--- begin Exercise input ---
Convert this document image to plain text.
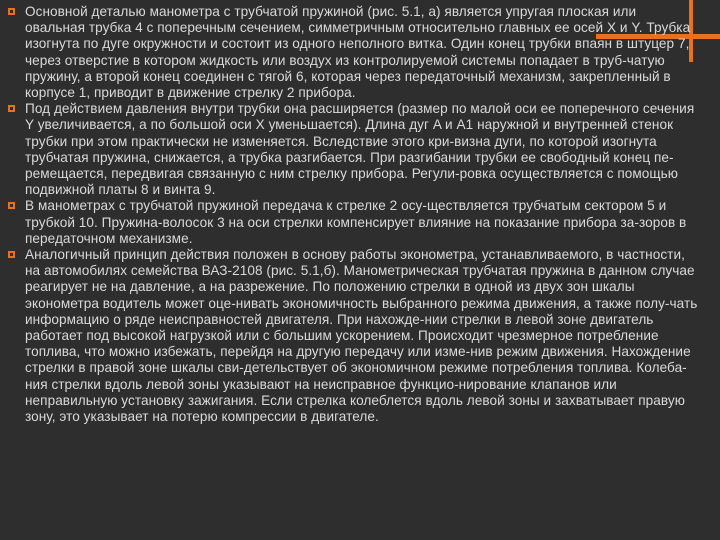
Основной деталью манометра с трубчатой пружиной (рис. 5.1, а) является упругая плоская или овальная трубка 4 с поперечным сечением, симметричным относительно главных ее осей X и Y. Трубка изогнута по дуге окружности и состоит из одного неполного витка. Один конец трубки впаян в штуцер 7, через отверстие в котором жидкость или воздух из контролируемой системы попадает в труб-чатую пружину, а второй конец соединен с тягой 6, которая через передаточный механизм, закрепленный в корпусе 1, приводит в движение стрелку 2 прибора.

Под действием давления внутри трубки она расширяется (размер по малой оси ее поперечного сечения Y увеличивается, а по большой оси X уменьшается). Длина дуг A и A1 наружной и внутренней стенок трубки при этом практически не изменяется. Вследствие этого кри-визна дуги, по которой изогнута трубчатая пружина, снижается, а трубка разгибается. При разгибании трубки ее свободный конец пе-ремещается, передвигая связанную с ним стрелку прибора. Регули-ровка осуществляется с помощью подвижной платы 8 и винта 9.

В манометрах с трубчатой пружиной передача к стрелке 2 осу-ществляется трубчатым сектором 5 и трубкой 10. Пружина-волосок 3 на оси стрелки компенсирует влияние на показание прибора за-зоров в передаточном механизме.

Аналогичный принцип действия положен в основу работы эконометра, устанавливаемого, в частности, на автомобилях семейства ВАЗ-2108 (рис. 5.1,б). Манометрическая трубчатая пружина в данном случае реагирует не на давление, а на разрежение. По положению стрелки в одной из двух зон шкалы эконометра водитель может оце-нивать экономичность выбранного режима движения, а также полу-чать информацию о ряде неисправностей двигателя. При нахожде-нии стрелки в левой зоне двигатель работает под высокой нагрузкой или с большим ускорением. Происходит чрезмерное потребление топлива, что можно избежать, перейдя на другую передачу или изме-нив режим движения. Нахождение стрелки в правой зоне шкалы сви-детельствует об экономичном режиме потребления топлива. Колеба-ния стрелки вдоль левой зоны указывают на неисправное функцио-нирование клапанов или неправильную установку зажигания. Если стрелка колеблется вдоль левой зоны и захватывает правую зону, это указывает на потерю компрессии в двигателе.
--- end Exercise input ---
Without the pictures, write out the whole listing above exactly as it appears.

The answer
Convert this document image to plain text.
Основной деталью манометра с трубчатой пружиной (рис. 5.1, а) является упругая плоская или овальная трубка 4 с поперечным сечением, симметричным относительно главных ее осей X и Y. Трубка изогнута по дуге окружности и состоит из одного неполного витка. Один конец трубки впаян в штуцер 7, через отверстие в котором жидкость или воздух из контролируемой системы попадает в труб-чатую пружину, а второй конец соединен с тягой 6, которая через передаточный механизм, закрепленный в корпусе 1, приводит в движение стрелку 2 прибора.

Под действием давления внутри трубки она расширяется (размер по малой оси ее поперечного сечения Y увеличивается, а по большой оси X уменьшается). Длина дуг A и A1 наружной и внутренней стенок трубки при этом практически не изменяется. Вследствие этого кри-визна дуги, по которой изогнута трубчатая пружина, снижается, а трубка разгибается. При разгибании трубки ее свободный конец пе-ремещается, передвигая связанную с ним стрелку прибора. Регули-ровка осуществляется с помощью подвижной платы 8 и винта 9.

В манометрах с трубчатой пружиной передача к стрелке 2 осу-ществляется трубчатым сектором 5 и трубкой 10. Пружина-волосок 3 на оси стрелки компенсирует влияние на показание прибора за-зоров в передаточном механизме.

Аналогичный принцип действия положен в основу работы эконометра, устанавливаемого, в частности, на автомобилях семейства ВАЗ-2108 (рис. 5.1,б). Манометрическая трубчатая пружина в данном случае реагирует не на давление, а на разрежение. По положению стрелки в одной из двух зон шкалы эконометра водитель может оце-нивать экономичность выбранного режима движения, а также полу-чать информацию о ряде неисправностей двигателя. При нахожде-нии стрелки в левой зоне двигатель работает под высокой нагрузкой или с большим ускорением. Происходит чрезмерное потребление топлива, что можно избежать, перейдя на другую передачу или изме-нив режим движения. Нахождение стрелки в правой зоне шкалы сви-детельствует об экономичном режиме потребления топлива. Колеба-ния стрелки вдоль левой зоны указывают на неисправное функцио-нирование клапанов или неправильную установку зажигания. Если стрелка колеблется вдоль левой зоны и захватывает правую зону, это указывает на потерю компрессии в двигателе.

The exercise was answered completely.